— START —
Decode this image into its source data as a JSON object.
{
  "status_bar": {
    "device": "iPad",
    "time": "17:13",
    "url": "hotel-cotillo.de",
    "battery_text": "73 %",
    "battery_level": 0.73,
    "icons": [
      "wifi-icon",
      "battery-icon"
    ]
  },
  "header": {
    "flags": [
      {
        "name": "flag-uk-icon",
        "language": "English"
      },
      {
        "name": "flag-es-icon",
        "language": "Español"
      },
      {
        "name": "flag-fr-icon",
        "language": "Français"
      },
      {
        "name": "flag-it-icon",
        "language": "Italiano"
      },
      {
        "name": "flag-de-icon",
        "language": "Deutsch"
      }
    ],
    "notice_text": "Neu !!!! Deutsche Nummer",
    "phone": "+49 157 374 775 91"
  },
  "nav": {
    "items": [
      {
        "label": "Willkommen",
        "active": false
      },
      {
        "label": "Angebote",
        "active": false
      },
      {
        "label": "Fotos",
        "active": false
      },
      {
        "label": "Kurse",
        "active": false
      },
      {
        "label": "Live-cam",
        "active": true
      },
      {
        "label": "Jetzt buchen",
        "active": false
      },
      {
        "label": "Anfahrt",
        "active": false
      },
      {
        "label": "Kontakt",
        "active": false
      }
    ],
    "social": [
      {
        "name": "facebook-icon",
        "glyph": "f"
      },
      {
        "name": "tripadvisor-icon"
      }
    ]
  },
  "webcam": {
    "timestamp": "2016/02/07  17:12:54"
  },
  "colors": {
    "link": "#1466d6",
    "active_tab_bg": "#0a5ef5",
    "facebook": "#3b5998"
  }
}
— END —
WHAT THE TASK ASKS
Produce a verbatim transcription of the entries above.

SOLUTION TO THE EXERCISE
Decode this image into its source data as a JSON object.
{
  "status_bar": {
    "device": "iPad",
    "time": "17:13",
    "url": "hotel-cotillo.de",
    "battery_text": "73 %",
    "battery_level": 0.73,
    "icons": [
      "wifi-icon",
      "battery-icon"
    ]
  },
  "header": {
    "flags": [
      {
        "name": "flag-uk-icon",
        "language": "English"
      },
      {
        "name": "flag-es-icon",
        "language": "Español"
      },
      {
        "name": "flag-fr-icon",
        "language": "Français"
      },
      {
        "name": "flag-it-icon",
        "language": "Italiano"
      },
      {
        "name": "flag-de-icon",
        "language": "Deutsch"
      }
    ],
    "notice_text": "Neu !!!! Deutsche Nummer",
    "phone": "+49 157 374 775 91"
  },
  "nav": {
    "items": [
      {
        "label": "Willkommen",
        "active": false
      },
      {
        "label": "Angebote",
        "active": false
      },
      {
        "label": "Fotos",
        "active": false
      },
      {
        "label": "Kurse",
        "active": false
      },
      {
        "label": "Live-cam",
        "active": true
      },
      {
        "label": "Jetzt buchen",
        "active": false
      },
      {
        "label": "Anfahrt",
        "active": false
      },
      {
        "label": "Kontakt",
        "active": false
      }
    ],
    "social": [
      {
        "name": "facebook-icon",
        "glyph": "f"
      },
      {
        "name": "tripadvisor-icon"
      }
    ]
  },
  "webcam": {
    "timestamp": "2016/02/07  17:12:54"
  },
  "colors": {
    "link": "#1466d6",
    "active_tab_bg": "#0a5ef5",
    "facebook": "#3b5998"
  }
}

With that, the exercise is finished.